**Problem description**
Exclude the pictures and return every line exactly as written.

(Saved entries)
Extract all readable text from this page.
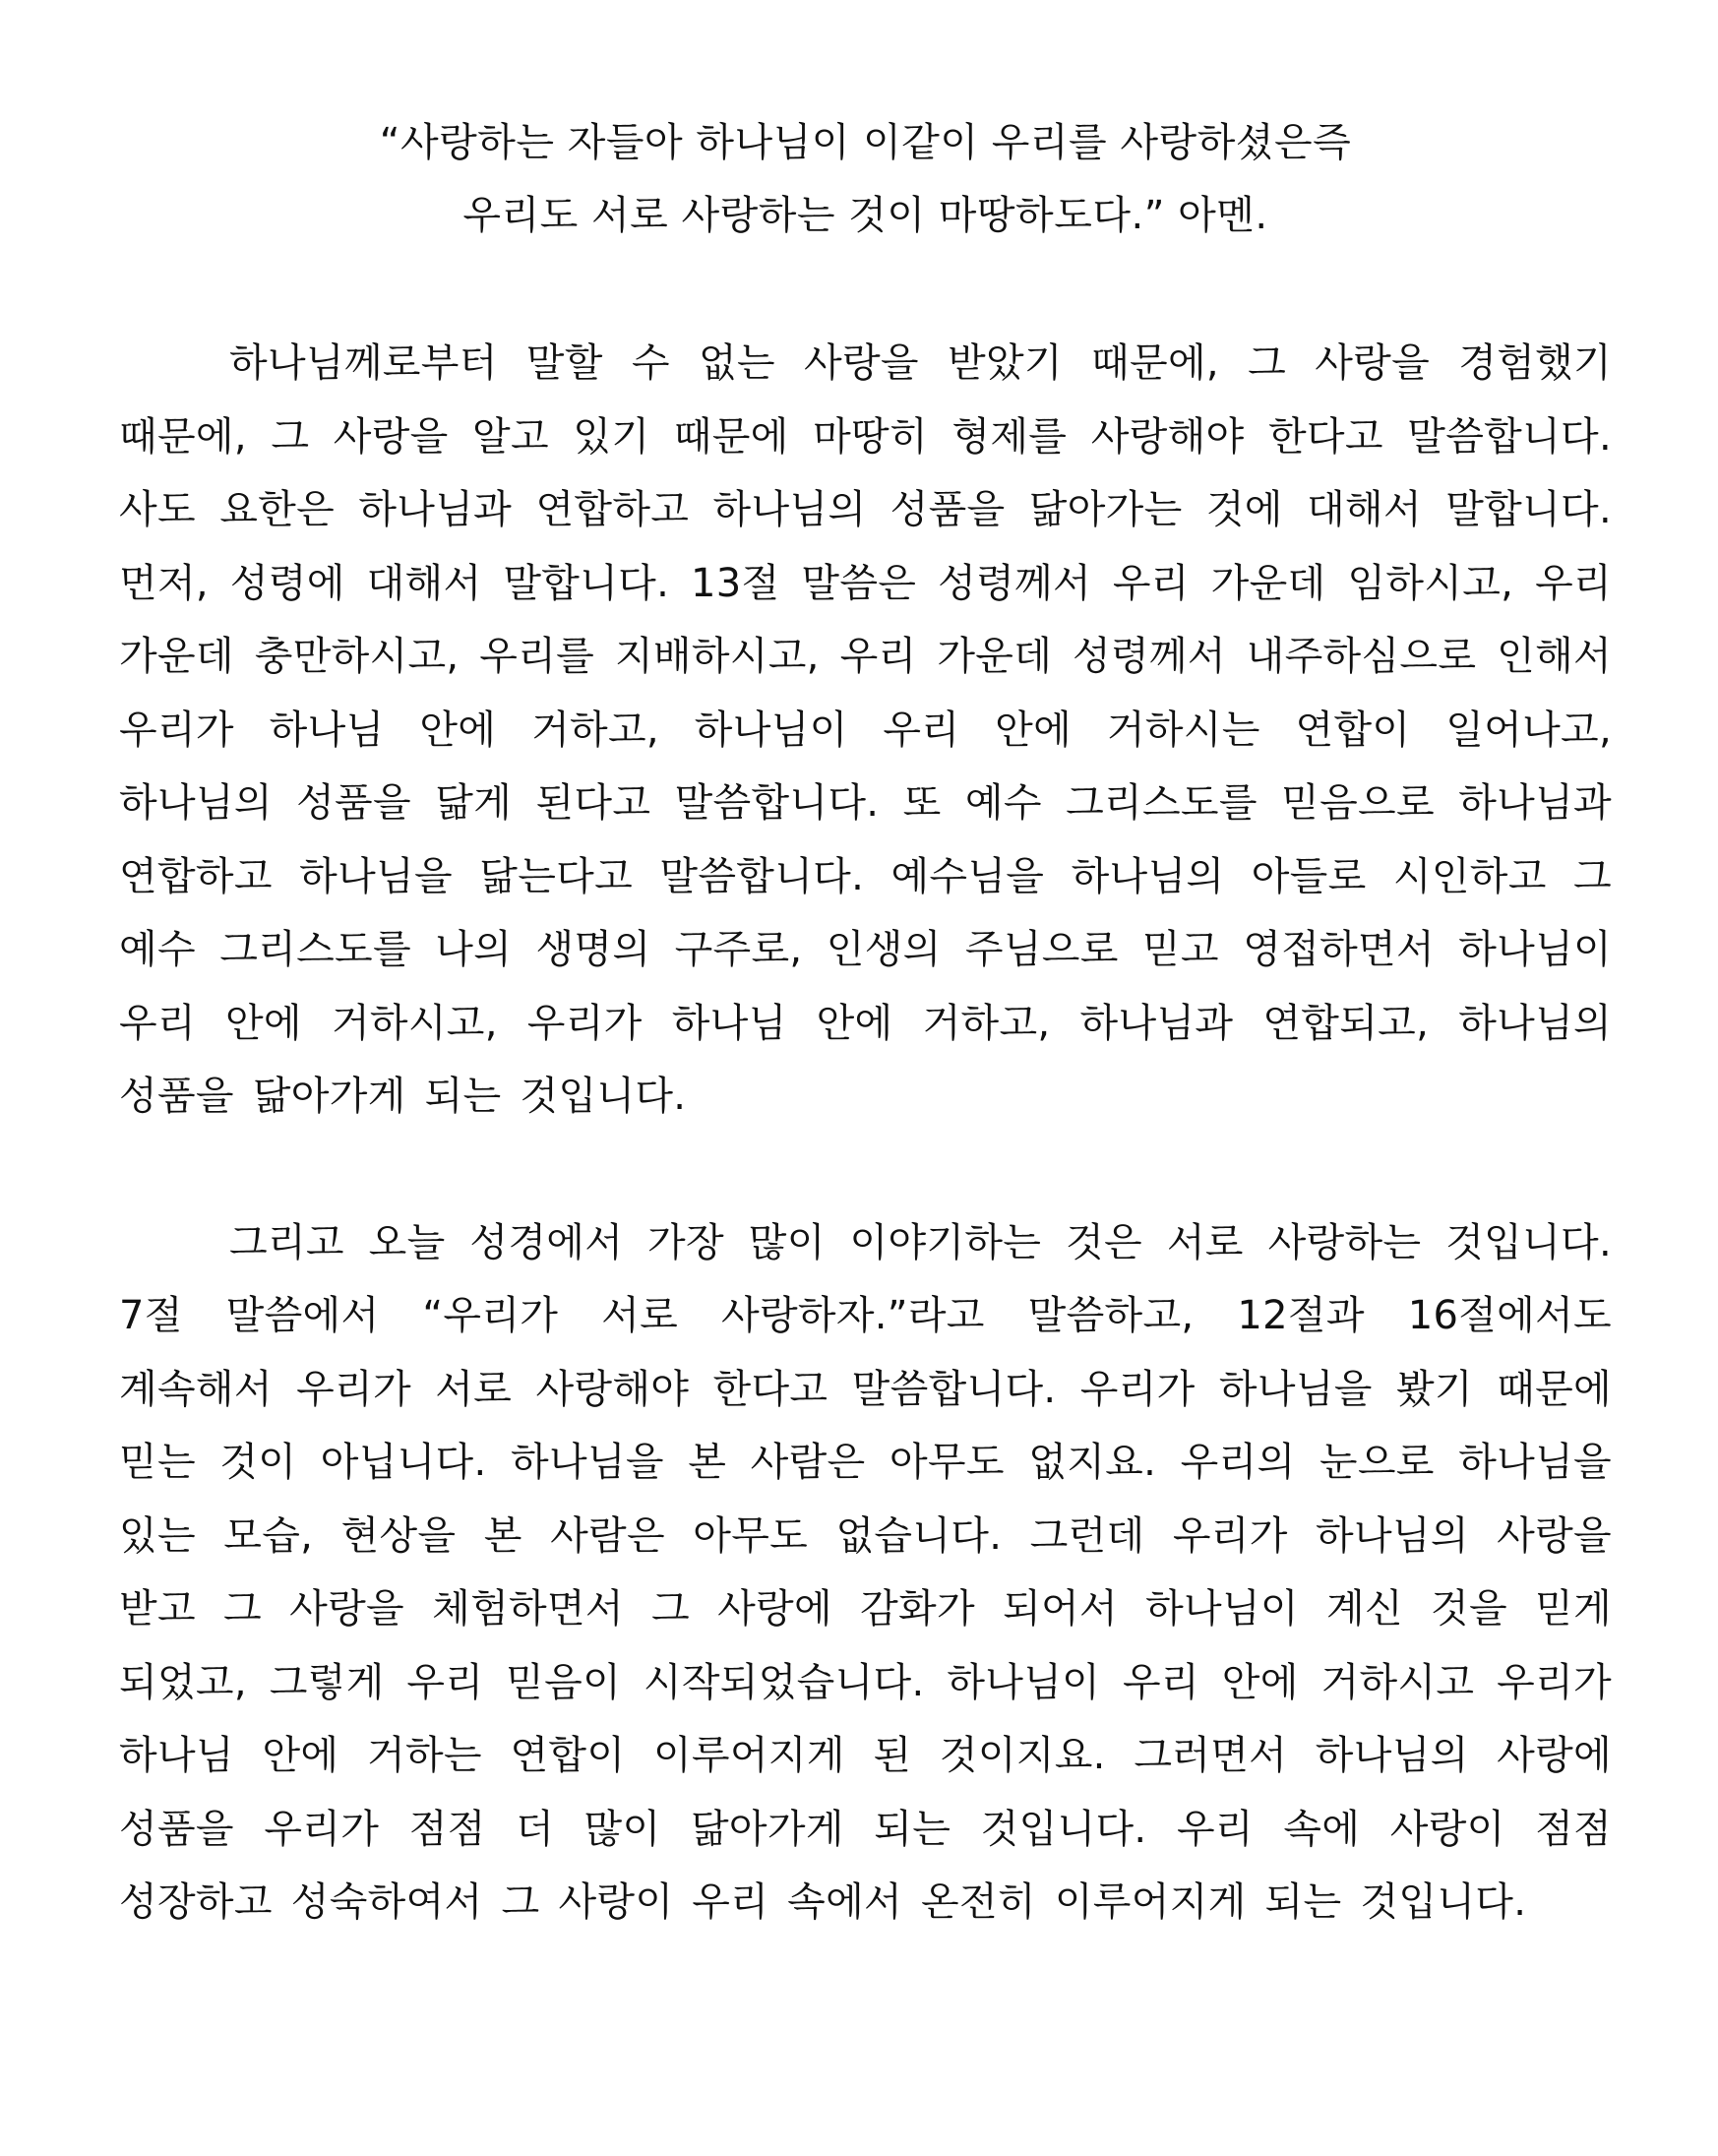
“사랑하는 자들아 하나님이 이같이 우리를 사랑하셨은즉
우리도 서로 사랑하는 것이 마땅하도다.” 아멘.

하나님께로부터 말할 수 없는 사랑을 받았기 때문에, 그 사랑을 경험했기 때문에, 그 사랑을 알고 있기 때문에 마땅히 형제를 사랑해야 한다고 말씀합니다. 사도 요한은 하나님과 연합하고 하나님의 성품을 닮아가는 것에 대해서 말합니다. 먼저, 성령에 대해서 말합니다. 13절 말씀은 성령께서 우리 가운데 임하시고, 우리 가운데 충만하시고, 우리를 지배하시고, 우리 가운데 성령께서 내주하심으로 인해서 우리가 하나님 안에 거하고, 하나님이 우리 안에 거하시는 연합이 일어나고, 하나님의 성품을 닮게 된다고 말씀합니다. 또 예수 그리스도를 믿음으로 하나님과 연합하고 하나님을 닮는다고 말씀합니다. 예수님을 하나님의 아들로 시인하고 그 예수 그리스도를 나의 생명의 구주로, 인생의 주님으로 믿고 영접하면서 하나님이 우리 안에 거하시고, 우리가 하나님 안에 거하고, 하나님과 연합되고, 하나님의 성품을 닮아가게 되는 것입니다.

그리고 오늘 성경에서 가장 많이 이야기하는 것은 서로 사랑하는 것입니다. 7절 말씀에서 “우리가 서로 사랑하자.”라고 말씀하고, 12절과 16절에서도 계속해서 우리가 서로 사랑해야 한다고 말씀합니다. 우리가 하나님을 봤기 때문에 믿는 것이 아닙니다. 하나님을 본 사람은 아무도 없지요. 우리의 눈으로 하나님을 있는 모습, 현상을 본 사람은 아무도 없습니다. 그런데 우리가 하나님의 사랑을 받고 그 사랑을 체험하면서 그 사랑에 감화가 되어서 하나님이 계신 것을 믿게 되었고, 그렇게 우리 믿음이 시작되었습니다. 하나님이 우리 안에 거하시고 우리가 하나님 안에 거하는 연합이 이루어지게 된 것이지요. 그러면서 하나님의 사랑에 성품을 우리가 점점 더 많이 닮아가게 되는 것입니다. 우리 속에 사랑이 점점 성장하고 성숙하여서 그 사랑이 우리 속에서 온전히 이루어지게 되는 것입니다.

**The solution**
Extract all readable text from this page.
“사랑하는 자들아 하나님이 이같이 우리를 사랑하셨은즉
우리도 서로 사랑하는 것이 마땅하도다.” 아멘.

하나님께로부터 말할 수 없는 사랑을 받았기 때문에, 그 사랑을 경험했기 때문에, 그 사랑을 알고 있기 때문에 마땅히 형제를 사랑해야 한다고 말씀합니다. 사도 요한은 하나님과 연합하고 하나님의 성품을 닮아가는 것에 대해서 말합니다. 먼저, 성령에 대해서 말합니다. 13절 말씀은 성령께서 우리 가운데 임하시고, 우리 가운데 충만하시고, 우리를 지배하시고, 우리 가운데 성령께서 내주하심으로 인해서 우리가 하나님 안에 거하고, 하나님이 우리 안에 거하시는 연합이 일어나고, 하나님의 성품을 닮게 된다고 말씀합니다. 또 예수 그리스도를 믿음으로 하나님과 연합하고 하나님을 닮는다고 말씀합니다. 예수님을 하나님의 아들로 시인하고 그 예수 그리스도를 나의 생명의 구주로, 인생의 주님으로 믿고 영접하면서 하나님이 우리 안에 거하시고, 우리가 하나님 안에 거하고, 하나님과 연합되고, 하나님의 성품을 닮아가게 되는 것입니다.

그리고 오늘 성경에서 가장 많이 이야기하는 것은 서로 사랑하는 것입니다. 7절 말씀에서 “우리가 서로 사랑하자.”라고 말씀하고, 12절과 16절에서도 계속해서 우리가 서로 사랑해야 한다고 말씀합니다. 우리가 하나님을 봤기 때문에 믿는 것이 아닙니다. 하나님을 본 사람은 아무도 없지요. 우리의 눈으로 하나님을 있는 모습, 현상을 본 사람은 아무도 없습니다. 그런데 우리가 하나님의 사랑을 받고 그 사랑을 체험하면서 그 사랑에 감화가 되어서 하나님이 계신 것을 믿게 되었고, 그렇게 우리 믿음이 시작되었습니다. 하나님이 우리 안에 거하시고 우리가 하나님 안에 거하는 연합이 이루어지게 된 것이지요. 그러면서 하나님의 사랑에 성품을 우리가 점점 더 많이 닮아가게 되는 것입니다. 우리 속에 사랑이 점점 성장하고 성숙하여서 그 사랑이 우리 속에서 온전히 이루어지게 되는 것입니다.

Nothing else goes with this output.